To do
Pick out the lines in the listing below that contain the word "following" and copy them.

Entries provided

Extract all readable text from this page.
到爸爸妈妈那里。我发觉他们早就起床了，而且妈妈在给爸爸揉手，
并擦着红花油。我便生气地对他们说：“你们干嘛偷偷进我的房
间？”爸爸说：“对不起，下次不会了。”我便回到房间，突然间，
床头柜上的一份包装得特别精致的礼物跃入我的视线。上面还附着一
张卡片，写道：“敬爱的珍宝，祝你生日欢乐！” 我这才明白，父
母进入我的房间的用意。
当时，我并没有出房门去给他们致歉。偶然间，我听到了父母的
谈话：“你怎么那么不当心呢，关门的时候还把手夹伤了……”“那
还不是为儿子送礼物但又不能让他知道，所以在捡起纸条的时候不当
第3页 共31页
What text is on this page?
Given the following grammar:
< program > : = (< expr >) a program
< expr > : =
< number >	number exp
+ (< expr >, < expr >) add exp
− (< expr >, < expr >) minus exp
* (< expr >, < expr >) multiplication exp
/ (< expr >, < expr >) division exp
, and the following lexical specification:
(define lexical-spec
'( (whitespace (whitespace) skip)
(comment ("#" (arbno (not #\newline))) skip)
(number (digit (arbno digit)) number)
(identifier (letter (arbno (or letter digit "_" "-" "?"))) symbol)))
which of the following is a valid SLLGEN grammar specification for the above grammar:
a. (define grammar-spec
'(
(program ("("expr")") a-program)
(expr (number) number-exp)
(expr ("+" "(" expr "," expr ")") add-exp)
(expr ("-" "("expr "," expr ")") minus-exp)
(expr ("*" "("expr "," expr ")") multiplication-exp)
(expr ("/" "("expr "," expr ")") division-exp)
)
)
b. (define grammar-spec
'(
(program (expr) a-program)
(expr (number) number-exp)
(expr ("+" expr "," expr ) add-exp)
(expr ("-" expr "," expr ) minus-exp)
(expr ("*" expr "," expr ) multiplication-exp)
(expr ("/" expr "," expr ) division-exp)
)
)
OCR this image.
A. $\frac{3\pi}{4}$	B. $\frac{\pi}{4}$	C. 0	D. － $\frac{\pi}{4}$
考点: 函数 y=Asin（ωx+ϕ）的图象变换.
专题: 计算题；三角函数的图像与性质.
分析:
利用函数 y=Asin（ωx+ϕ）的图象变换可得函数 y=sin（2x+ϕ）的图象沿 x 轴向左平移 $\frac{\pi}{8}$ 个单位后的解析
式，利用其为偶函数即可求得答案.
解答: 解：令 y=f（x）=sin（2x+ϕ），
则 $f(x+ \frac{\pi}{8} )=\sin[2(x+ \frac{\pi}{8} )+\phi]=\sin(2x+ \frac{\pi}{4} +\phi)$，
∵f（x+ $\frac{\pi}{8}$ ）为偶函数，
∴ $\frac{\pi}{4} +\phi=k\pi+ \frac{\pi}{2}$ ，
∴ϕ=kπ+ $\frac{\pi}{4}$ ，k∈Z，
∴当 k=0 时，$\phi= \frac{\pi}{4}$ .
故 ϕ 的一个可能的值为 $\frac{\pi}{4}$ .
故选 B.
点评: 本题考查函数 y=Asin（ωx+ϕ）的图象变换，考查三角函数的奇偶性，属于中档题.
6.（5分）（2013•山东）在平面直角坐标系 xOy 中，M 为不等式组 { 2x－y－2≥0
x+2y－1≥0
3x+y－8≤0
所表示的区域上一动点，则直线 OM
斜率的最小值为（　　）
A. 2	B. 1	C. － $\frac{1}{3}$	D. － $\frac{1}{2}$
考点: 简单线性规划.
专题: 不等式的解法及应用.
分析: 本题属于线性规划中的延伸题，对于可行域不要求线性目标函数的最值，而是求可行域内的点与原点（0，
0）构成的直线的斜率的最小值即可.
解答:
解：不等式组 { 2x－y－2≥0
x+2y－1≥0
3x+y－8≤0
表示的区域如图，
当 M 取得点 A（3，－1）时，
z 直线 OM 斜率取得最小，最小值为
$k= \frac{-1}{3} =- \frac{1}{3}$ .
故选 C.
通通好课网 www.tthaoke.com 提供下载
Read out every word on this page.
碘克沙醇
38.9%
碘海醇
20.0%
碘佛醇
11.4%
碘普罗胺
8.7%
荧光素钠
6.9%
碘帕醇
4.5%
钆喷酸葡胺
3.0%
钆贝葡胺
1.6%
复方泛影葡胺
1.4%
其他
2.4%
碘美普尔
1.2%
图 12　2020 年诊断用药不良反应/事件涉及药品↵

Completed exercise
Given the following grammar:
, and the following lexical specification:
which of the following is a valid SLLGEN grammar specification for the above grammar:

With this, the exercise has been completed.